_Task instructions_
Extract the data exactly, missing nothing.

_Material for the task_

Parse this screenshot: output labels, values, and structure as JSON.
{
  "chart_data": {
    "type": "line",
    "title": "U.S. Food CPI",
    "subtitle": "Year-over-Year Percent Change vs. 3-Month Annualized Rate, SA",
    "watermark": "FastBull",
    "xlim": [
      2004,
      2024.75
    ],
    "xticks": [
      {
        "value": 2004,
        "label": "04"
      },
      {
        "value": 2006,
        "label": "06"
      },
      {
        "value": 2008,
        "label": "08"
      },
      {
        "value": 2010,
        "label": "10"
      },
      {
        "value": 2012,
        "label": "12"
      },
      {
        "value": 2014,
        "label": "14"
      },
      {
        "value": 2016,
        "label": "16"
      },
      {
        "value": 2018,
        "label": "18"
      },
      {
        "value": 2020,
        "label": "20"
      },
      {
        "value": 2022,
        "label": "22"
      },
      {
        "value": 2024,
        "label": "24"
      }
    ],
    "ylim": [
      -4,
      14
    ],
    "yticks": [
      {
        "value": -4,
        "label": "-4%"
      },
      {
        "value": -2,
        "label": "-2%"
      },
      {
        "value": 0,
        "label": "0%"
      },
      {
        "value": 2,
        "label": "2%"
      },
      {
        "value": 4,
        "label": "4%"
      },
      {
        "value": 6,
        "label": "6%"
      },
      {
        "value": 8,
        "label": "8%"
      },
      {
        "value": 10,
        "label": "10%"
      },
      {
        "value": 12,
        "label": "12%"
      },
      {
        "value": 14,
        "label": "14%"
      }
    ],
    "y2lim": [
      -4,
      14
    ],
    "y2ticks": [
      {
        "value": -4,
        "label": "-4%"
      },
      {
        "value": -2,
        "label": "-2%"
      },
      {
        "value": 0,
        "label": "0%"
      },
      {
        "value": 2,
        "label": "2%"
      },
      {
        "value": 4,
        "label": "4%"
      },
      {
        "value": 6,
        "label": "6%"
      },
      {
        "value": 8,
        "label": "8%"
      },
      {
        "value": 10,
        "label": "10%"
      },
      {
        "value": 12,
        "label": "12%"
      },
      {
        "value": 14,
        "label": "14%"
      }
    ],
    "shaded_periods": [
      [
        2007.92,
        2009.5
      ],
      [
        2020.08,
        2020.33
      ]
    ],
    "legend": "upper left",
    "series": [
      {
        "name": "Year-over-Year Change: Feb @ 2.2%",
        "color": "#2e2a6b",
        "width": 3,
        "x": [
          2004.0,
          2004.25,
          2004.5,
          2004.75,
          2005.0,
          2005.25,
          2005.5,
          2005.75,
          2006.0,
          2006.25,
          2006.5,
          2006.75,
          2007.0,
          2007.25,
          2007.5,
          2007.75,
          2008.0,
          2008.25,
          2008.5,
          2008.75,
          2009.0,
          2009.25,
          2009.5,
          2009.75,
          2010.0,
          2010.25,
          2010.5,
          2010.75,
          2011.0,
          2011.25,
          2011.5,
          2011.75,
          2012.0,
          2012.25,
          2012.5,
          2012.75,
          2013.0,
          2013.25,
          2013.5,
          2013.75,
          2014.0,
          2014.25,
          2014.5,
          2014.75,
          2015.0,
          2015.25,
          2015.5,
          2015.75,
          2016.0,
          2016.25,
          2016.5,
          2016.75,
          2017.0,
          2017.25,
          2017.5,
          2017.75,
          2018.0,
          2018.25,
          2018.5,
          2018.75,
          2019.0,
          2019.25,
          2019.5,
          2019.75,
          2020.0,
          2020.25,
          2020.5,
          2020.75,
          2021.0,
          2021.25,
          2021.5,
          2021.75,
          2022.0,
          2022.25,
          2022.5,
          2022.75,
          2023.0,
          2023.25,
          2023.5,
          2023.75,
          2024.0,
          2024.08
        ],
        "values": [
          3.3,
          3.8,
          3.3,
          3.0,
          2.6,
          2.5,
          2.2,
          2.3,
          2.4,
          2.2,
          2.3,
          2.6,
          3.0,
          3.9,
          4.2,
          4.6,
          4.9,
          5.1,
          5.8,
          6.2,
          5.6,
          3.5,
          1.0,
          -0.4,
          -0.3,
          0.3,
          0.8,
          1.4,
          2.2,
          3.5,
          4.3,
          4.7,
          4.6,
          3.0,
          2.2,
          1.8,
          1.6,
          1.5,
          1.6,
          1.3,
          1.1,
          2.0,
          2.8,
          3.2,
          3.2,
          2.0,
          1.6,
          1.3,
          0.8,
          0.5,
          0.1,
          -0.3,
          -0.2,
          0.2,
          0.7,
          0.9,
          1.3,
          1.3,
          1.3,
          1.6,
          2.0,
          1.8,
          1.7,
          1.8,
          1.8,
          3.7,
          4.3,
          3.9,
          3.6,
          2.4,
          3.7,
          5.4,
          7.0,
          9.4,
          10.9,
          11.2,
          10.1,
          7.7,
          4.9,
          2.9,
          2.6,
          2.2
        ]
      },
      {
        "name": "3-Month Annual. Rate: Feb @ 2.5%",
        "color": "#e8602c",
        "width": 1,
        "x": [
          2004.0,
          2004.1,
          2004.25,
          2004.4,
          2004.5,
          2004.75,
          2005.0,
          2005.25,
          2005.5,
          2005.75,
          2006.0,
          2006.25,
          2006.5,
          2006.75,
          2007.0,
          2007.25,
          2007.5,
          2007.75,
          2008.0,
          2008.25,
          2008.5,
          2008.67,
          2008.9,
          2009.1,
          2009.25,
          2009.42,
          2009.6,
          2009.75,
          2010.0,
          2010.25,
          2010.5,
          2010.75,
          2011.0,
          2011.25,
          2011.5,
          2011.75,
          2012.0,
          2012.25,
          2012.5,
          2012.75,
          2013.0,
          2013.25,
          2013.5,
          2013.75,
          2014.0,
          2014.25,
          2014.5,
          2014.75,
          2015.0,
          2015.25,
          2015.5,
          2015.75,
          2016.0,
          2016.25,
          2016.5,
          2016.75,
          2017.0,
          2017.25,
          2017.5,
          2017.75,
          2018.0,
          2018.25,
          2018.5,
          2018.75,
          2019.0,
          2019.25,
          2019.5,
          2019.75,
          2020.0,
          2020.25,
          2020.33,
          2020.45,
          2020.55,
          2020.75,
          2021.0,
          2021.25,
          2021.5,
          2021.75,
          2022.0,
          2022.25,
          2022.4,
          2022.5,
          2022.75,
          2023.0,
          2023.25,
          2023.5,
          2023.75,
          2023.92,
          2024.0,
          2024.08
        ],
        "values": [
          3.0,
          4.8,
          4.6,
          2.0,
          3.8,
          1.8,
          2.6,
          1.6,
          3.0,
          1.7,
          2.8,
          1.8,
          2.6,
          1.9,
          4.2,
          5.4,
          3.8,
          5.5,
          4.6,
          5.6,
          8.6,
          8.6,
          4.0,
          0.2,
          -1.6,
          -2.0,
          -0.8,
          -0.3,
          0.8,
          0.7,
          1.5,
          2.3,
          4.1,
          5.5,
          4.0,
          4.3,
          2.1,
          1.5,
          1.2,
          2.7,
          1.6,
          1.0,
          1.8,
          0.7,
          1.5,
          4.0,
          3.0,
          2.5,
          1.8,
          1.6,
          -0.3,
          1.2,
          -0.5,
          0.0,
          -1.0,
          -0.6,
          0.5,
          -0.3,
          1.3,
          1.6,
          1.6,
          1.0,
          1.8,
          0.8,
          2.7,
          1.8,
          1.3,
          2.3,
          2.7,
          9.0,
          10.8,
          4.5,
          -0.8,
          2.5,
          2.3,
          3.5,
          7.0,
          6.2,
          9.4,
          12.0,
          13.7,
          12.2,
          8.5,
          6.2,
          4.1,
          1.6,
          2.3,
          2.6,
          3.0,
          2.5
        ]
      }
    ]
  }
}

_The reply_
Parse this screenshot: output labels, values, and structure as JSON.
{
  "chart_data": {
    "type": "line",
    "title": "U.S. Food CPI",
    "subtitle": "Year-over-Year Percent Change vs. 3-Month Annualized Rate, SA",
    "watermark": "FastBull",
    "xlim": [
      2004,
      2024.75
    ],
    "xticks": [
      {
        "value": 2004,
        "label": "04"
      },
      {
        "value": 2006,
        "label": "06"
      },
      {
        "value": 2008,
        "label": "08"
      },
      {
        "value": 2010,
        "label": "10"
      },
      {
        "value": 2012,
        "label": "12"
      },
      {
        "value": 2014,
        "label": "14"
      },
      {
        "value": 2016,
        "label": "16"
      },
      {
        "value": 2018,
        "label": "18"
      },
      {
        "value": 2020,
        "label": "20"
      },
      {
        "value": 2022,
        "label": "22"
      },
      {
        "value": 2024,
        "label": "24"
      }
    ],
    "ylim": [
      -4,
      14
    ],
    "yticks": [
      {
        "value": -4,
        "label": "-4%"
      },
      {
        "value": -2,
        "label": "-2%"
      },
      {
        "value": 0,
        "label": "0%"
      },
      {
        "value": 2,
        "label": "2%"
      },
      {
        "value": 4,
        "label": "4%"
      },
      {
        "value": 6,
        "label": "6%"
      },
      {
        "value": 8,
        "label": "8%"
      },
      {
        "value": 10,
        "label": "10%"
      },
      {
        "value": 12,
        "label": "12%"
      },
      {
        "value": 14,
        "label": "14%"
      }
    ],
    "y2lim": [
      -4,
      14
    ],
    "y2ticks": [
      {
        "value": -4,
        "label": "-4%"
      },
      {
        "value": -2,
        "label": "-2%"
      },
      {
        "value": 0,
        "label": "0%"
      },
      {
        "value": 2,
        "label": "2%"
      },
      {
        "value": 4,
        "label": "4%"
      },
      {
        "value": 6,
        "label": "6%"
      },
      {
        "value": 8,
        "label": "8%"
      },
      {
        "value": 10,
        "label": "10%"
      },
      {
        "value": 12,
        "label": "12%"
      },
      {
        "value": 14,
        "label": "14%"
      }
    ],
    "shaded_periods": [
      [
        2007.92,
        2009.5
      ],
      [
        2020.08,
        2020.33
      ]
    ],
    "legend": "upper left",
    "series": [
      {
        "name": "Year-over-Year Change: Feb @ 2.2%",
        "color": "#2e2a6b",
        "width": 3,
        "x": [
          2004.0,
          2004.25,
          2004.5,
          2004.75,
          2005.0,
          2005.25,
          2005.5,
          2005.75,
          2006.0,
          2006.25,
          2006.5,
          2006.75,
          2007.0,
          2007.25,
          2007.5,
          2007.75,
          2008.0,
          2008.25,
          2008.5,
          2008.75,
          2009.0,
          2009.25,
          2009.5,
          2009.75,
          2010.0,
          2010.25,
          2010.5,
          2010.75,
          2011.0,
          2011.25,
          2011.5,
          2011.75,
          2012.0,
          2012.25,
          2012.5,
          2012.75,
          2013.0,
          2013.25,
          2013.5,
          2013.75,
          2014.0,
          2014.25,
          2014.5,
          2014.75,
          2015.0,
          2015.25,
          2015.5,
          2015.75,
          2016.0,
          2016.25,
          2016.5,
          2016.75,
          2017.0,
          2017.25,
          2017.5,
          2017.75,
          2018.0,
          2018.25,
          2018.5,
          2018.75,
          2019.0,
          2019.25,
          2019.5,
          2019.75,
          2020.0,
          2020.25,
          2020.5,
          2020.75,
          2021.0,
          2021.25,
          2021.5,
          2021.75,
          2022.0,
          2022.25,
          2022.5,
          2022.75,
          2023.0,
          2023.25,
          2023.5,
          2023.75,
          2024.0,
          2024.08
        ],
        "values": [
          3.3,
          3.8,
          3.3,
          3.0,
          2.6,
          2.5,
          2.2,
          2.3,
          2.4,
          2.2,
          2.3,
          2.6,
          3.0,
          3.9,
          4.2,
          4.6,
          4.9,
          5.1,
          5.8,
          6.2,
          5.6,
          3.5,
          1.0,
          -0.4,
          -0.3,
          0.3,
          0.8,
          1.4,
          2.2,
          3.5,
          4.3,
          4.7,
          4.6,
          3.0,
          2.2,
          1.8,
          1.6,
          1.5,
          1.6,
          1.3,
          1.1,
          2.0,
          2.8,
          3.2,
          3.2,
          2.0,
          1.6,
          1.3,
          0.8,
          0.5,
          0.1,
          -0.3,
          -0.2,
          0.2,
          0.7,
          0.9,
          1.3,
          1.3,
          1.3,
          1.6,
          2.0,
          1.8,
          1.7,
          1.8,
          1.8,
          3.7,
          4.3,
          3.9,
          3.6,
          2.4,
          3.7,
          5.4,
          7.0,
          9.4,
          10.9,
          11.2,
          10.1,
          7.7,
          4.9,
          2.9,
          2.6,
          2.2
        ]
      },
      {
        "name": "3-Month Annual. Rate: Feb @ 2.5%",
        "color": "#e8602c",
        "width": 1,
        "x": [
          2004.0,
          2004.1,
          2004.25,
          2004.4,
          2004.5,
          2004.75,
          2005.0,
          2005.25,
          2005.5,
          2005.75,
          2006.0,
          2006.25,
          2006.5,
          2006.75,
          2007.0,
          2007.25,
          2007.5,
          2007.75,
          2008.0,
          2008.25,
          2008.5,
          2008.67,
          2008.9,
          2009.1,
          2009.25,
          2009.42,
          2009.6,
          2009.75,
          2010.0,
          2010.25,
          2010.5,
          2010.75,
          2011.0,
          2011.25,
          2011.5,
          2011.75,
          2012.0,
          2012.25,
          2012.5,
          2012.75,
          2013.0,
          2013.25,
          2013.5,
          2013.75,
          2014.0,
          2014.25,
          2014.5,
          2014.75,
          2015.0,
          2015.25,
          2015.5,
          2015.75,
          2016.0,
          2016.25,
          2016.5,
          2016.75,
          2017.0,
          2017.25,
          2017.5,
          2017.75,
          2018.0,
          2018.25,
          2018.5,
          2018.75,
          2019.0,
          2019.25,
          2019.5,
          2019.75,
          2020.0,
          2020.25,
          2020.33,
          2020.45,
          2020.55,
          2020.75,
          2021.0,
          2021.25,
          2021.5,
          2021.75,
          2022.0,
          2022.25,
          2022.4,
          2022.5,
          2022.75,
          2023.0,
          2023.25,
          2023.5,
          2023.75,
          2023.92,
          2024.0,
          2024.08
        ],
        "values": [
          3.0,
          4.8,
          4.6,
          2.0,
          3.8,
          1.8,
          2.6,
          1.6,
          3.0,
          1.7,
          2.8,
          1.8,
          2.6,
          1.9,
          4.2,
          5.4,
          3.8,
          5.5,
          4.6,
          5.6,
          8.6,
          8.6,
          4.0,
          0.2,
          -1.6,
          -2.0,
          -0.8,
          -0.3,
          0.8,
          0.7,
          1.5,
          2.3,
          4.1,
          5.5,
          4.0,
          4.3,
          2.1,
          1.5,
          1.2,
          2.7,
          1.6,
          1.0,
          1.8,
          0.7,
          1.5,
          4.0,
          3.0,
          2.5,
          1.8,
          1.6,
          -0.3,
          1.2,
          -0.5,
          0.0,
          -1.0,
          -0.6,
          0.5,
          -0.3,
          1.3,
          1.6,
          1.6,
          1.0,
          1.8,
          0.8,
          2.7,
          1.8,
          1.3,
          2.3,
          2.7,
          9.0,
          10.8,
          4.5,
          -0.8,
          2.5,
          2.3,
          3.5,
          7.0,
          6.2,
          9.4,
          12.0,
          13.7,
          12.2,
          8.5,
          6.2,
          4.1,
          1.6,
          2.3,
          2.6,
          3.0,
          2.5
        ]
      }
    ]
  }
}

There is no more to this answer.